Work to be completed: This exercise calls for a copy of every line in the listing below that carries the word "Levin".

BEGIN Supplied entries

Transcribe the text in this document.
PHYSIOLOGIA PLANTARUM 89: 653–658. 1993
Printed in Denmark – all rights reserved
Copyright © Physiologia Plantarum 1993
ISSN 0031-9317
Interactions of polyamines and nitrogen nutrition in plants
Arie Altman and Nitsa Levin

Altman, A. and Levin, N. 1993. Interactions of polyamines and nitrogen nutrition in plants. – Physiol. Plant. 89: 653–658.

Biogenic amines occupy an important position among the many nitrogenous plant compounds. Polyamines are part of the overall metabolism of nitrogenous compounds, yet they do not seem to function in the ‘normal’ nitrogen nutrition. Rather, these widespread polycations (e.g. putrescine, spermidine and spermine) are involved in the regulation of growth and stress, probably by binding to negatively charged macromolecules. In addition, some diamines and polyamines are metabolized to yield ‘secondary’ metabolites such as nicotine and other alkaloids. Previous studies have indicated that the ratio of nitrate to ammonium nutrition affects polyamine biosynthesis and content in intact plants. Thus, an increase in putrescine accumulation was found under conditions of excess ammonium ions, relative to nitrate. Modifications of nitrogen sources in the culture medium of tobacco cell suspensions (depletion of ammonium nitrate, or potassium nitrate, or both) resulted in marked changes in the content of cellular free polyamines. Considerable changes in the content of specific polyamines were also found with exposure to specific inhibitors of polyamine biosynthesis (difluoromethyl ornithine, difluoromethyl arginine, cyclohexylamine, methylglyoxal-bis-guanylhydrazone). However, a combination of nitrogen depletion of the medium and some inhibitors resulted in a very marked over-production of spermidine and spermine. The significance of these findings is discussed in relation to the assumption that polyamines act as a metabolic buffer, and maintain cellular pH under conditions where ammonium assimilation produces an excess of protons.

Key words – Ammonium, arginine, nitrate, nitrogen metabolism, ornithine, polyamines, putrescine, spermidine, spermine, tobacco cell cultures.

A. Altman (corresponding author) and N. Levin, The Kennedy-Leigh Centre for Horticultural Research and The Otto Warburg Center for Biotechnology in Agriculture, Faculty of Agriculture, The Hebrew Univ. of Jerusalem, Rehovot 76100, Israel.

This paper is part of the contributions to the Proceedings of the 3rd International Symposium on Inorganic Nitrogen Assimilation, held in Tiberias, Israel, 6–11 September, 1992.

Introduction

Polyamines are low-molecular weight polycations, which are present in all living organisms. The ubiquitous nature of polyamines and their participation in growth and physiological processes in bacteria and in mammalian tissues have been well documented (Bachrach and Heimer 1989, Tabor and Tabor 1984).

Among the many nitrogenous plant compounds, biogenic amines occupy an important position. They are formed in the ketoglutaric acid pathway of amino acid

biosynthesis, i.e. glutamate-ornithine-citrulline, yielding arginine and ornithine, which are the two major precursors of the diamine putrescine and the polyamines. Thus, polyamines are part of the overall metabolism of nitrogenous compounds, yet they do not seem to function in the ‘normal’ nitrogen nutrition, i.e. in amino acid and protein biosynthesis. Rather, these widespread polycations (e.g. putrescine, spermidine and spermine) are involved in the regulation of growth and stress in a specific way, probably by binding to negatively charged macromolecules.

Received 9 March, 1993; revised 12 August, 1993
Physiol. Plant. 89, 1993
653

END Supplied entries

Problem solution:
Arie Altman and Nitsa Levin
Altman, A. and Levin, N. 1993. Interactions of polyamines and nitrogen nutrition in plants. – Physiol. Plant. 89: 653–658.
A. Altman (corresponding author) and N. Levin, The Kennedy-Leigh Centre for Horticultural Research and The Otto Warburg Center for Biotechnology in Agriculture, Faculty of Agriculture, The Hebrew Univ. of Jerusalem, Rehovot 76100, Israel.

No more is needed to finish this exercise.